#### TASK:
Identify, in the records below, every line where the string "บการประเม" appears, and copy each such line.

#### SOURCE RECORDS:
——
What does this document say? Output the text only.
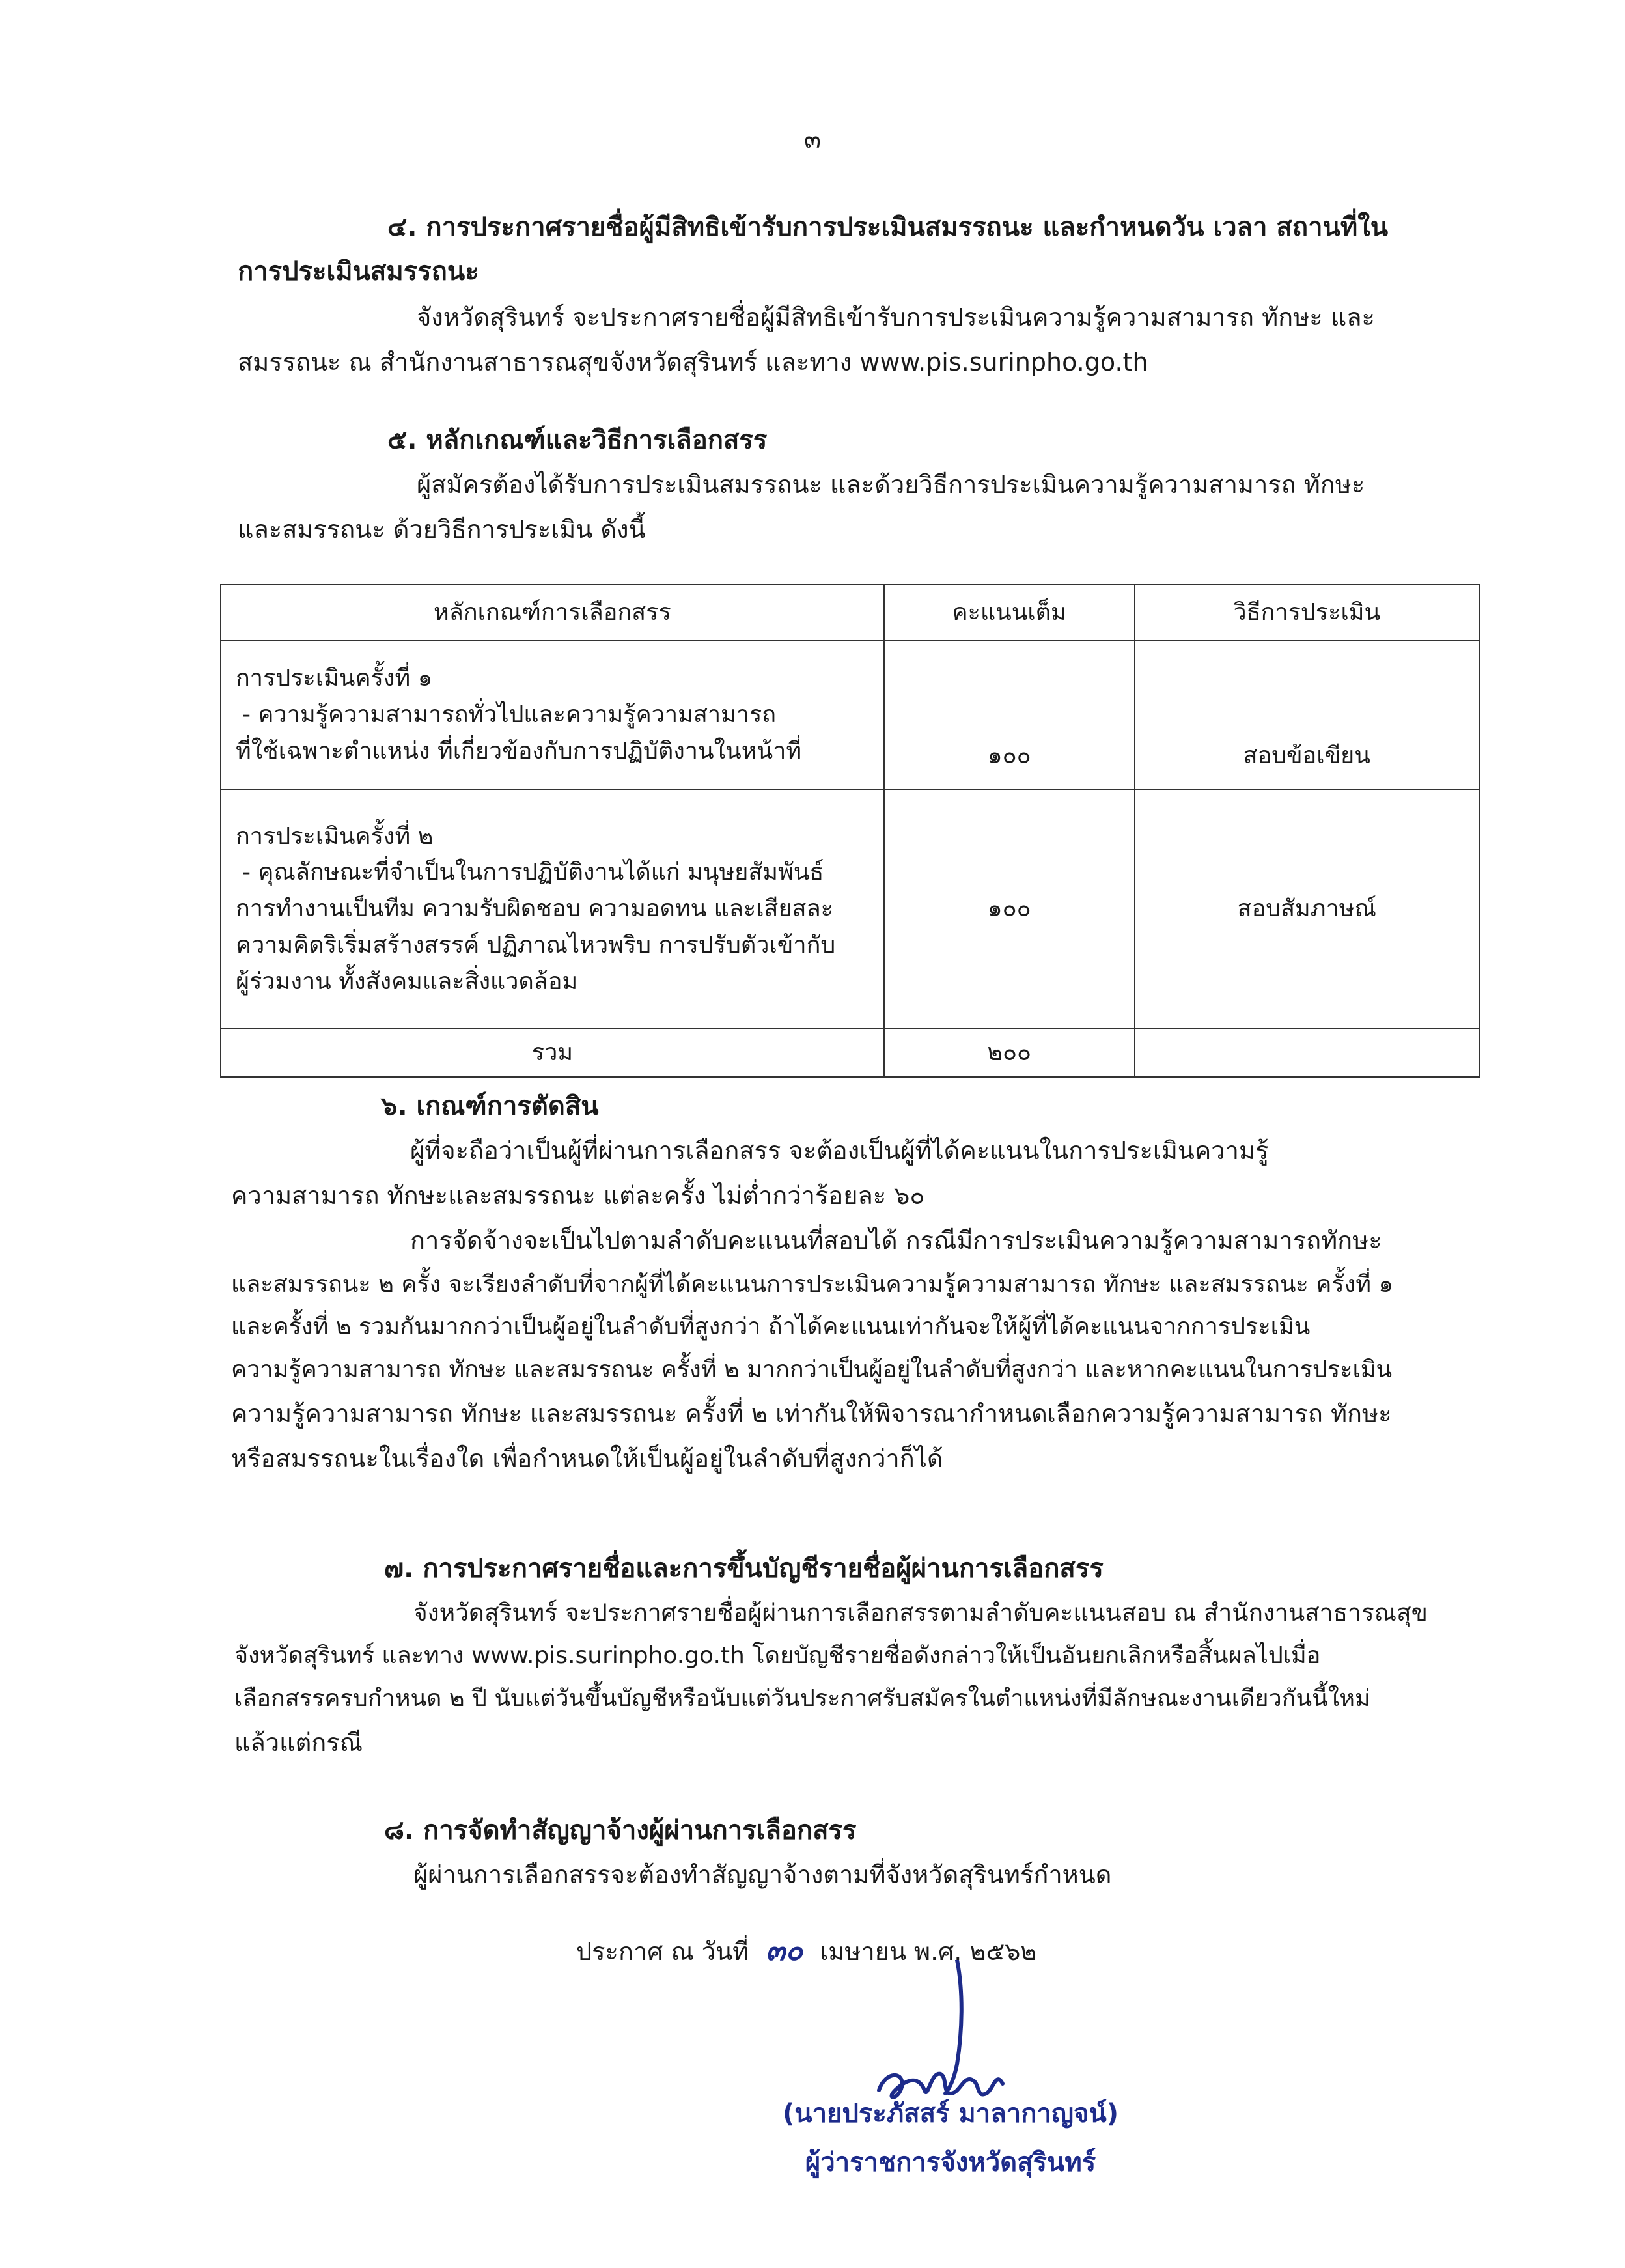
๓

๔. การประกาศรายชื่อผู้มีสิทธิเข้ารับการประเมินสมรรถนะ และกำหนดวัน เวลา สถานที่ใน

การประเมินสมรรถนะ

จังหวัดสุรินทร์ จะประกาศรายชื่อผู้มีสิทธิเข้ารับการประเมินความรู้ความสามารถ ทักษะ และ

สมรรถนะ ณ สำนักงานสาธารณสุขจังหวัดสุรินทร์ และทาง www.pis.surinpho.go.th

๕. หลักเกณฑ์และวิธีการเลือกสรร

ผู้สมัครต้องได้รับการประเมินสมรรถนะ และด้วยวิธีการประเมินความรู้ความสามารถ ทักษะ

และสมรรถนะ ด้วยวิธีการประเมิน ดังนี้

หลักเกณฑ์การเลือกสรร	คะแนนเต็ม	วิธีการประเมิน

การประเมินครั้งที่ ๑
- ความรู้ความสามารถทั่วไปและความรู้ความสามารถ
ที่ใช้เฉพาะตำแหน่ง ที่เกี่ยวข้องกับการปฏิบัติงานในหน้าที่	๑๐๐	สอบข้อเขียน

การประเมินครั้งที่ ๒
- คุณลักษณะที่จำเป็นในการปฏิบัติงานได้แก่ มนุษยสัมพันธ์
การทำงานเป็นทีม ความรับผิดชอบ ความอดทน และเสียสละ
ความคิดริเริ่มสร้างสรรค์ ปฏิภาณไหวพริบ การปรับตัวเข้ากับ
ผู้ร่วมงาน ทั้งสังคมและสิ่งแวดล้อม	๑๐๐	สอบสัมภาษณ์
รวม	๒๐๐	

๖. เกณฑ์การตัดสิน

ผู้ที่จะถือว่าเป็นผู้ที่ผ่านการเลือกสรร จะต้องเป็นผู้ที่ได้คะแนนในการประเมินความรู้

ความสามารถ ทักษะและสมรรถนะ แต่ละครั้ง ไม่ต่ำกว่าร้อยละ ๖๐

การจัดจ้างจะเป็นไปตามลำดับคะแนนที่สอบได้ กรณีมีการประเมินความรู้ความสามารถทักษะ

และสมรรถนะ ๒ ครั้ง จะเรียงลำดับที่จากผู้ที่ได้คะแนนการประเมินความรู้ความสามารถ ทักษะ และสมรรถนะ ครั้งที่ ๑

และครั้งที่ ๒ รวมกันมากกว่าเป็นผู้อยู่ในลำดับที่สูงกว่า ถ้าได้คะแนนเท่ากันจะให้ผู้ที่ได้คะแนนจากการประเมิน

ความรู้ความสามารถ ทักษะ และสมรรถนะ ครั้งที่ ๒ มากกว่าเป็นผู้อยู่ในลำดับที่สูงกว่า และหากคะแนนในการประเมิน

ความรู้ความสามารถ ทักษะ และสมรรถนะ ครั้งที่ ๒ เท่ากันให้พิจารณากำหนดเลือกความรู้ความสามารถ ทักษะ

หรือสมรรถนะในเรื่องใด เพื่อกำหนดให้เป็นผู้อยู่ในลำดับที่สูงกว่าก็ได้

๗. การประกาศรายชื่อและการขึ้นบัญชีรายชื่อผู้ผ่านการเลือกสรร

จังหวัดสุรินทร์ จะประกาศรายชื่อผู้ผ่านการเลือกสรรตามลำดับคะแนนสอบ ณ สำนักงานสาธารณสุข

จังหวัดสุรินทร์ และทาง www.pis.surinpho.go.th โดยบัญชีรายชื่อดังกล่าวให้เป็นอันยกเลิกหรือสิ้นผลไปเมื่อ

เลือกสรรครบกำหนด ๒ ปี นับแต่วันขึ้นบัญชีหรือนับแต่วันประกาศรับสมัครในตำแหน่งที่มีลักษณะงานเดียวกันนี้ใหม่

แล้วแต่กรณี

๘. การจัดทำสัญญาจ้างผู้ผ่านการเลือกสรร

ผู้ผ่านการเลือกสรรจะต้องทำสัญญาจ้างตามที่จังหวัดสุรินทร์กำหนด

ประกาศ ณ วันที่ ๓๐ เมษายน พ.ศ. ๒๕๖๒
(นายประภัสสร์ มาลากาญจน์)
ผู้ว่าราชการจังหวัดสุรินทร์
——
#### ANSWER IN FULL:
๔. การประกาศรายชื่อผู้มีสิทธิเข้ารับการประเมินสมรรถนะ และกำหนดวัน เวลา สถานที่ใน
จังหวัดสุรินทร์ จะประกาศรายชื่อผู้มีสิทธิเข้ารับการประเมินความรู้ความสามารถ ทักษะ และ
ผู้สมัครต้องได้รับการประเมินสมรรถนะ และด้วยวิธีการประเมินความรู้ความสามารถ ทักษะ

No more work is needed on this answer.